Your goal
Could you transcribe every record below exactly as written, leaving out any pictures?

Items listed in a dataset
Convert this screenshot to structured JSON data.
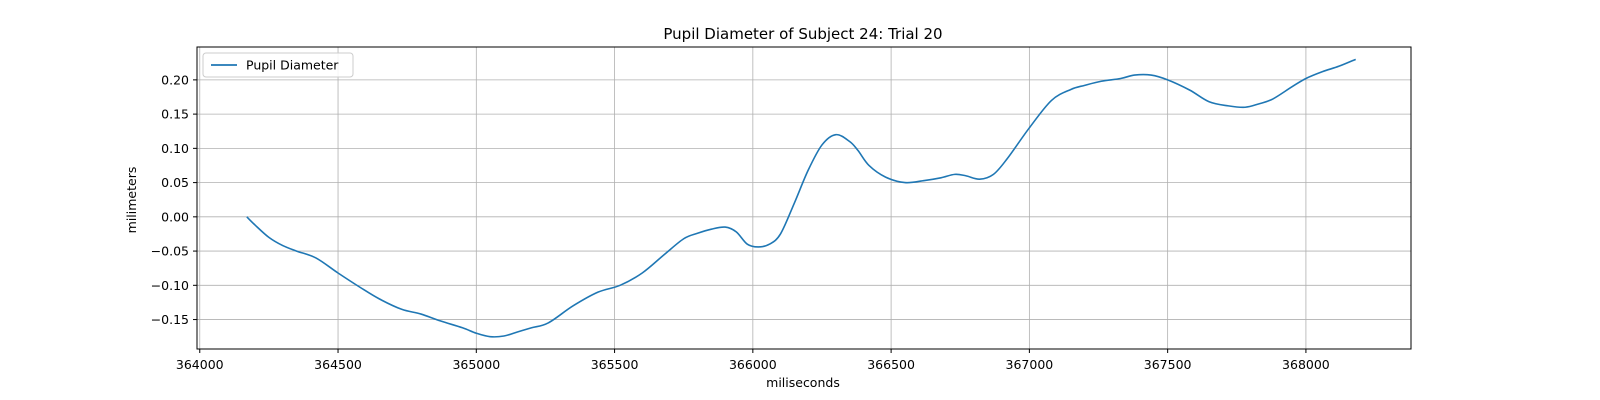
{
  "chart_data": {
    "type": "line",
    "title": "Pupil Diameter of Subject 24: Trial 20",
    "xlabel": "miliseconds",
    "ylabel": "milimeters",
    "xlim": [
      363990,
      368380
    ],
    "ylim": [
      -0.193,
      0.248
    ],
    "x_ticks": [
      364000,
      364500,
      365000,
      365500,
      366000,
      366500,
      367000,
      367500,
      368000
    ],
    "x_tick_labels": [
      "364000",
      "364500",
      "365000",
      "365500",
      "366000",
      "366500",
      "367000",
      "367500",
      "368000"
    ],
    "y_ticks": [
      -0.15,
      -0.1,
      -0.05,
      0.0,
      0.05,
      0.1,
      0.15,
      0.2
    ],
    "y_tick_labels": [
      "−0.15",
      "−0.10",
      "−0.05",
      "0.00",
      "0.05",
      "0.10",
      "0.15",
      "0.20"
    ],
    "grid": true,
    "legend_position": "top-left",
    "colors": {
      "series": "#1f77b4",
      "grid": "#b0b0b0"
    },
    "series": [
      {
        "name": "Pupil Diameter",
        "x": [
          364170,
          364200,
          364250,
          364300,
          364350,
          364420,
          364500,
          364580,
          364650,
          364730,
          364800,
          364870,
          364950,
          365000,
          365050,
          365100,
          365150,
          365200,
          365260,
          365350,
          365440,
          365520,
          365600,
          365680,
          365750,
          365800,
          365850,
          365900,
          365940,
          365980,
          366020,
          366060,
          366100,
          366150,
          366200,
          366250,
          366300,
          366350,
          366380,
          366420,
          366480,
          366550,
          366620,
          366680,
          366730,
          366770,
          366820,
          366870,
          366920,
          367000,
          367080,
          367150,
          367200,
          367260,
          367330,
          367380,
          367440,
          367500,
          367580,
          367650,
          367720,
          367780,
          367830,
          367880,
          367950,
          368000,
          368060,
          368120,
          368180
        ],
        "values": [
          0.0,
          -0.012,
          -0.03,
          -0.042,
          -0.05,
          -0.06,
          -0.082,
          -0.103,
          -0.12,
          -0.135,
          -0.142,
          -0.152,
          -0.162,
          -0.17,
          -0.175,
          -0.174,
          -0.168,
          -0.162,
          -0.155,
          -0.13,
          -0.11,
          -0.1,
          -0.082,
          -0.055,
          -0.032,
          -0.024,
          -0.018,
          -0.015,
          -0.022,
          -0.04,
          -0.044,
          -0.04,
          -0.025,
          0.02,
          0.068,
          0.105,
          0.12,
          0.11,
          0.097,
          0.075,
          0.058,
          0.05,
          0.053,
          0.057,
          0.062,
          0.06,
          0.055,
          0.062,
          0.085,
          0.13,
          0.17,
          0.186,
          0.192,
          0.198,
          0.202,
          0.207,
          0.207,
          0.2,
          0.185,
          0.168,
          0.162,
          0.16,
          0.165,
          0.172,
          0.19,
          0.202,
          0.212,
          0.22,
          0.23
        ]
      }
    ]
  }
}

Response for this exercise
Convert this screenshot to structured JSON data.
{
  "chart_data": {
    "type": "line",
    "title": "Pupil Diameter of Subject 24: Trial 20",
    "xlabel": "miliseconds",
    "ylabel": "milimeters",
    "xlim": [
      363990,
      368380
    ],
    "ylim": [
      -0.193,
      0.248
    ],
    "x_ticks": [
      364000,
      364500,
      365000,
      365500,
      366000,
      366500,
      367000,
      367500,
      368000
    ],
    "x_tick_labels": [
      "364000",
      "364500",
      "365000",
      "365500",
      "366000",
      "366500",
      "367000",
      "367500",
      "368000"
    ],
    "y_ticks": [
      -0.15,
      -0.1,
      -0.05,
      0.0,
      0.05,
      0.1,
      0.15,
      0.2
    ],
    "y_tick_labels": [
      "−0.15",
      "−0.10",
      "−0.05",
      "0.00",
      "0.05",
      "0.10",
      "0.15",
      "0.20"
    ],
    "grid": true,
    "legend_position": "top-left",
    "colors": {
      "series": "#1f77b4",
      "grid": "#b0b0b0"
    },
    "series": [
      {
        "name": "Pupil Diameter",
        "x": [
          364170,
          364200,
          364250,
          364300,
          364350,
          364420,
          364500,
          364580,
          364650,
          364730,
          364800,
          364870,
          364950,
          365000,
          365050,
          365100,
          365150,
          365200,
          365260,
          365350,
          365440,
          365520,
          365600,
          365680,
          365750,
          365800,
          365850,
          365900,
          365940,
          365980,
          366020,
          366060,
          366100,
          366150,
          366200,
          366250,
          366300,
          366350,
          366380,
          366420,
          366480,
          366550,
          366620,
          366680,
          366730,
          366770,
          366820,
          366870,
          366920,
          367000,
          367080,
          367150,
          367200,
          367260,
          367330,
          367380,
          367440,
          367500,
          367580,
          367650,
          367720,
          367780,
          367830,
          367880,
          367950,
          368000,
          368060,
          368120,
          368180
        ],
        "values": [
          0.0,
          -0.012,
          -0.03,
          -0.042,
          -0.05,
          -0.06,
          -0.082,
          -0.103,
          -0.12,
          -0.135,
          -0.142,
          -0.152,
          -0.162,
          -0.17,
          -0.175,
          -0.174,
          -0.168,
          -0.162,
          -0.155,
          -0.13,
          -0.11,
          -0.1,
          -0.082,
          -0.055,
          -0.032,
          -0.024,
          -0.018,
          -0.015,
          -0.022,
          -0.04,
          -0.044,
          -0.04,
          -0.025,
          0.02,
          0.068,
          0.105,
          0.12,
          0.11,
          0.097,
          0.075,
          0.058,
          0.05,
          0.053,
          0.057,
          0.062,
          0.06,
          0.055,
          0.062,
          0.085,
          0.13,
          0.17,
          0.186,
          0.192,
          0.198,
          0.202,
          0.207,
          0.207,
          0.2,
          0.185,
          0.168,
          0.162,
          0.16,
          0.165,
          0.172,
          0.19,
          0.202,
          0.212,
          0.22,
          0.23
        ]
      }
    ]
  }
}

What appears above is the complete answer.